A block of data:
------------------------------------------------

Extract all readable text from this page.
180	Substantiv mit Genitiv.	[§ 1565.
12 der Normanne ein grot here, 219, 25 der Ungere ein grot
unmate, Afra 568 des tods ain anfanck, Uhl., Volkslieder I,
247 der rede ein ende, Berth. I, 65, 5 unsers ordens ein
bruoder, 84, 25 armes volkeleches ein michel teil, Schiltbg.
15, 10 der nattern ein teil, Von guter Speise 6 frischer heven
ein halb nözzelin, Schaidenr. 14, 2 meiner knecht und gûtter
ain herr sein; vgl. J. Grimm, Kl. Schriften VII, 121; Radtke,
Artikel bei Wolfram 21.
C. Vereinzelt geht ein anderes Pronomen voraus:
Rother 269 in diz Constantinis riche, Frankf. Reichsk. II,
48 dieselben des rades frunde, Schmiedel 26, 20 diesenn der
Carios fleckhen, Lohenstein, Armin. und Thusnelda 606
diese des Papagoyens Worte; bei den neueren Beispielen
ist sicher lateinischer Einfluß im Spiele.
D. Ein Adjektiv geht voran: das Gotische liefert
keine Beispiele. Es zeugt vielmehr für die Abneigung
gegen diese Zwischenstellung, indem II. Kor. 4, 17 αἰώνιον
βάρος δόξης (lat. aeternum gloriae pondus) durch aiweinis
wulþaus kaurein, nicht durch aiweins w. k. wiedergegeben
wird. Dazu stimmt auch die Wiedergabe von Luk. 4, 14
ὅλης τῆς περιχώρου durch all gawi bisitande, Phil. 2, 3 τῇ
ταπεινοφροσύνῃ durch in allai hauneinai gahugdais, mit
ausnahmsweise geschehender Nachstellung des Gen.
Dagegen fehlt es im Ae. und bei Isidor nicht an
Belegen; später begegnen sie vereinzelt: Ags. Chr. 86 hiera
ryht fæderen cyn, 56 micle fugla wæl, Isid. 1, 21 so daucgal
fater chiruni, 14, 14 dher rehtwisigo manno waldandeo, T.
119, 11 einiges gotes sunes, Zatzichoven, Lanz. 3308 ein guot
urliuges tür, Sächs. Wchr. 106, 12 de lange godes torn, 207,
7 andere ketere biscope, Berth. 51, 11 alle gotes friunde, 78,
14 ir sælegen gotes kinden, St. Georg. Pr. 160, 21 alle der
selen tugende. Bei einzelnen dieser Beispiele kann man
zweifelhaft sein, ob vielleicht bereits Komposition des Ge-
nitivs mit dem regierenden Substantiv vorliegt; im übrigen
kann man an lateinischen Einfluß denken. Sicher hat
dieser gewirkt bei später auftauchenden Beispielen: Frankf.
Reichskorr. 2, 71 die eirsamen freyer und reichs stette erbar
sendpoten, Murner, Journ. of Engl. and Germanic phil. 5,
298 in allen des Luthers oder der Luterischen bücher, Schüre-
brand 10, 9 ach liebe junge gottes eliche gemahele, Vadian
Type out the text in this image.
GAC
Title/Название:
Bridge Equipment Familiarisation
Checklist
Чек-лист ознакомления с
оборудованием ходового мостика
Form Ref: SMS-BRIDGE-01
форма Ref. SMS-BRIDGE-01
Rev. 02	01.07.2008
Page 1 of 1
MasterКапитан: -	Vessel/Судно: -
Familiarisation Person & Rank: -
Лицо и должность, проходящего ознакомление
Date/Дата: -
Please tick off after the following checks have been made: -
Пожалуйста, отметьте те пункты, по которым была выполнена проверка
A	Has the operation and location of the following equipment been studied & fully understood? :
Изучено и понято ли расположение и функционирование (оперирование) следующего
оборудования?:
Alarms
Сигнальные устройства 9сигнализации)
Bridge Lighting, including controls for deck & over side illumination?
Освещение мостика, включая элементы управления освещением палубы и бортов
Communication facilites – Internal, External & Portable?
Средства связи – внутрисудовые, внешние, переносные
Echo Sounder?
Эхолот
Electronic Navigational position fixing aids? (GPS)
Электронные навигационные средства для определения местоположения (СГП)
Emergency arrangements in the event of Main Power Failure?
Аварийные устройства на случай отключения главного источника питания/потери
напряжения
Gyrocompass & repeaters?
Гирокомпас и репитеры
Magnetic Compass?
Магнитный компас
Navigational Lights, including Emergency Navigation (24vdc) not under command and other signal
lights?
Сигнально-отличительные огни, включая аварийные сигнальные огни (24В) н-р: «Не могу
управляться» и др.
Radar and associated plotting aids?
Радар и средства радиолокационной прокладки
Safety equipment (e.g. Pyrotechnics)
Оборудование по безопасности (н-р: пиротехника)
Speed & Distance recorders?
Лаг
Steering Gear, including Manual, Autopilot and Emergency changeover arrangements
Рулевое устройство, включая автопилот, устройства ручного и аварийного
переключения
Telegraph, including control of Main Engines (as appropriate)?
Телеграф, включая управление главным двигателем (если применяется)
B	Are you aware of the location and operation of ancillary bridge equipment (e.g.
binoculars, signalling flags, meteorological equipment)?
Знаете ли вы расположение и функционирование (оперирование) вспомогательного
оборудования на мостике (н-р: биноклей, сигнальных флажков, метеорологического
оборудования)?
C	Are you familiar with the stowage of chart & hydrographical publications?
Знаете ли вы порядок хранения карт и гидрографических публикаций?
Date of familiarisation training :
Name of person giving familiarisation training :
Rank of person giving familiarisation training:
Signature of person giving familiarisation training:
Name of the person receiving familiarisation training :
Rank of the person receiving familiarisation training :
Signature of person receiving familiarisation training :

------------------------------------------------

Extract each line of the material exactly as it stands.

#### [Answer to this exercise]
Extract all readable text from this page.
180	Substantiv mit Genitiv.	[§ 1565.
12 der Normanne ein grot here, 219, 25 der Ungere ein grot
unmate, Afra 568 des tods ain anfanck, Uhl., Volkslieder I,
247 der rede ein ende, Berth. I, 65, 5 unsers ordens ein
bruoder, 84, 25 armes volkeleches ein michel teil, Schiltbg.
15, 10 der nattern ein teil, Von guter Speise 6 frischer heven
ein halb nözzelin, Schaidenr. 14, 2 meiner knecht und gûtter
ain herr sein; vgl. J. Grimm, Kl. Schriften VII, 121; Radtke,
Artikel bei Wolfram 21.
C. Vereinzelt geht ein anderes Pronomen voraus:
Rother 269 in diz Constantinis riche, Frankf. Reichsk. II,
48 dieselben des rades frunde, Schmiedel 26, 20 diesenn der
Carios fleckhen, Lohenstein, Armin. und Thusnelda 606
diese des Papagoyens Worte; bei den neueren Beispielen
ist sicher lateinischer Einfluß im Spiele.
D. Ein Adjektiv geht voran: das Gotische liefert
keine Beispiele. Es zeugt vielmehr für die Abneigung
gegen diese Zwischenstellung, indem II. Kor. 4, 17 αἰώνιον
βάρος δόξης (lat. aeternum gloriae pondus) durch aiweinis
wulþaus kaurein, nicht durch aiweins w. k. wiedergegeben
wird. Dazu stimmt auch die Wiedergabe von Luk. 4, 14
ὅλης τῆς περιχώρου durch all gawi bisitande, Phil. 2, 3 τῇ
ταπεινοφροσύνῃ durch in allai hauneinai gahugdais, mit
ausnahmsweise geschehender Nachstellung des Gen.
Dagegen fehlt es im Ae. und bei Isidor nicht an
Belegen; später begegnen sie vereinzelt: Ags. Chr. 86 hiera
ryht fæderen cyn, 56 micle fugla wæl, Isid. 1, 21 so daucgal
fater chiruni, 14, 14 dher rehtwisigo manno waldandeo, T.
119, 11 einiges gotes sunes, Zatzichoven, Lanz. 3308 ein guot
urliuges tür, Sächs. Wchr. 106, 12 de lange godes torn, 207,
7 andere ketere biscope, Berth. 51, 11 alle gotes friunde, 78,
14 ir sælegen gotes kinden, St. Georg. Pr. 160, 21 alle der
selen tugende. Bei einzelnen dieser Beispiele kann man
zweifelhaft sein, ob vielleicht bereits Komposition des Ge-
nitivs mit dem regierenden Substantiv vorliegt; im übrigen
kann man an lateinischen Einfluß denken. Sicher hat
dieser gewirkt bei später auftauchenden Beispielen: Frankf.
Reichskorr. 2, 71 die eirsamen freyer und reichs stette erbar
sendpoten, Murner, Journ. of Engl. and Germanic phil. 5,
298 in allen des Luthers oder der Luterischen bücher, Schüre-
brand 10, 9 ach liebe junge gottes eliche gemahele, Vadian
Type out the text in this image.
GAC
Title/Название:
Bridge Equipment Familiarisation
Checklist
Чек-лист ознакомления с
оборудованием ходового мостика
Form Ref: SMS-BRIDGE-01
форма Ref. SMS-BRIDGE-01
Rev. 02	01.07.2008
Page 1 of 1
MasterКапитан: -	Vessel/Судно: -
Familiarisation Person & Rank: -
Лицо и должность, проходящего ознакомление
Date/Дата: -
Please tick off after the following checks have been made: -
Пожалуйста, отметьте те пункты, по которым была выполнена проверка
A	Has the operation and location of the following equipment been studied & fully understood? :
Изучено и понято ли расположение и функционирование (оперирование) следующего
оборудования?:
Alarms
Сигнальные устройства 9сигнализации)
Bridge Lighting, including controls for deck & over side illumination?
Освещение мостика, включая элементы управления освещением палубы и бортов
Communication facilites – Internal, External & Portable?
Средства связи – внутрисудовые, внешние, переносные
Echo Sounder?
Эхолот
Electronic Navigational position fixing aids? (GPS)
Электронные навигационные средства для определения местоположения (СГП)
Emergency arrangements in the event of Main Power Failure?
Аварийные устройства на случай отключения главного источника питания/потери
напряжения
Gyrocompass & repeaters?
Гирокомпас и репитеры
Magnetic Compass?
Магнитный компас
Navigational Lights, including Emergency Navigation (24vdc) not under command and other signal
lights?
Сигнально-отличительные огни, включая аварийные сигнальные огни (24В) н-р: «Не могу
управляться» и др.
Radar and associated plotting aids?
Радар и средства радиолокационной прокладки
Safety equipment (e.g. Pyrotechnics)
Оборудование по безопасности (н-р: пиротехника)
Speed & Distance recorders?
Лаг
Steering Gear, including Manual, Autopilot and Emergency changeover arrangements
Рулевое устройство, включая автопилот, устройства ручного и аварийного
переключения
Telegraph, including control of Main Engines (as appropriate)?
Телеграф, включая управление главным двигателем (если применяется)
B	Are you aware of the location and operation of ancillary bridge equipment (e.g.
binoculars, signalling flags, meteorological equipment)?
Знаете ли вы расположение и функционирование (оперирование) вспомогательного
оборудования на мостике (н-р: биноклей, сигнальных флажков, метеорологического
оборудования)?
C	Are you familiar with the stowage of chart & hydrographical publications?
Знаете ли вы порядок хранения карт и гидрографических публикаций?
Date of familiarisation training :
Name of person giving familiarisation training :
Rank of person giving familiarisation training:
Signature of person giving familiarisation training:
Name of the person receiving familiarisation training :
Rank of the person receiving familiarisation training :
Signature of person receiving familiarisation training :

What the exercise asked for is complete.